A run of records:
◆ ◆ ◆ ◆ ◆ ◆ ◆
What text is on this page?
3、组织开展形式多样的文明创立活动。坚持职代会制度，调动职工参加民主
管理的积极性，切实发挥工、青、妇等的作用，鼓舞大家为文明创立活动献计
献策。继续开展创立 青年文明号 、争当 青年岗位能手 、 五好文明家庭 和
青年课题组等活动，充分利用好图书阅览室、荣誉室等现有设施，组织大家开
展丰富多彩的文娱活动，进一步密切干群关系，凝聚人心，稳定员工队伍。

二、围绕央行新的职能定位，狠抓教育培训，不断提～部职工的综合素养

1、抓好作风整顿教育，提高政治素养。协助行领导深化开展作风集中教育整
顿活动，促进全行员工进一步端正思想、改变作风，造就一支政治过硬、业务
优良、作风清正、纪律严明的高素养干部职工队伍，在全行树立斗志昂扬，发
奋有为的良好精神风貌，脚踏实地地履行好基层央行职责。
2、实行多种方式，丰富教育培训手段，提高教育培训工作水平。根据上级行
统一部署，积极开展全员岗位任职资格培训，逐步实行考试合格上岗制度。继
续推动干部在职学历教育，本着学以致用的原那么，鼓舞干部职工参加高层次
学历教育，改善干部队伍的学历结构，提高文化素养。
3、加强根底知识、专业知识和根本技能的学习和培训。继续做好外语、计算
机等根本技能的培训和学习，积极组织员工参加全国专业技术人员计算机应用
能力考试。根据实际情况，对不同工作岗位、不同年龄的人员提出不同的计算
◆ ◆ ◆ ◆ ◆ ◆ ◆
**THE PROBLEM**
Return what is listed above, exactly and completely.

**ANSWER TO THE TASK**
What text is on this page?
3、组织开展形式多样的文明创立活动。坚持职代会制度，调动职工参加民主
管理的积极性，切实发挥工、青、妇等的作用，鼓舞大家为文明创立活动献计
献策。继续开展创立 青年文明号 、争当 青年岗位能手 、 五好文明家庭 和
青年课题组等活动，充分利用好图书阅览室、荣誉室等现有设施，组织大家开
展丰富多彩的文娱活动，进一步密切干群关系，凝聚人心，稳定员工队伍。

二、围绕央行新的职能定位，狠抓教育培训，不断提～部职工的综合素养

1、抓好作风整顿教育，提高政治素养。协助行领导深化开展作风集中教育整
顿活动，促进全行员工进一步端正思想、改变作风，造就一支政治过硬、业务
优良、作风清正、纪律严明的高素养干部职工队伍，在全行树立斗志昂扬，发
奋有为的良好精神风貌，脚踏实地地履行好基层央行职责。
2、实行多种方式，丰富教育培训手段，提高教育培训工作水平。根据上级行
统一部署，积极开展全员岗位任职资格培训，逐步实行考试合格上岗制度。继
续推动干部在职学历教育，本着学以致用的原那么，鼓舞干部职工参加高层次
学历教育，改善干部队伍的学历结构，提高文化素养。
3、加强根底知识、专业知识和根本技能的学习和培训。继续做好外语、计算
机等根本技能的培训和学习，积极组织员工参加全国专业技术人员计算机应用
能力考试。根据实际情况，对不同工作岗位、不同年龄的人员提出不同的计算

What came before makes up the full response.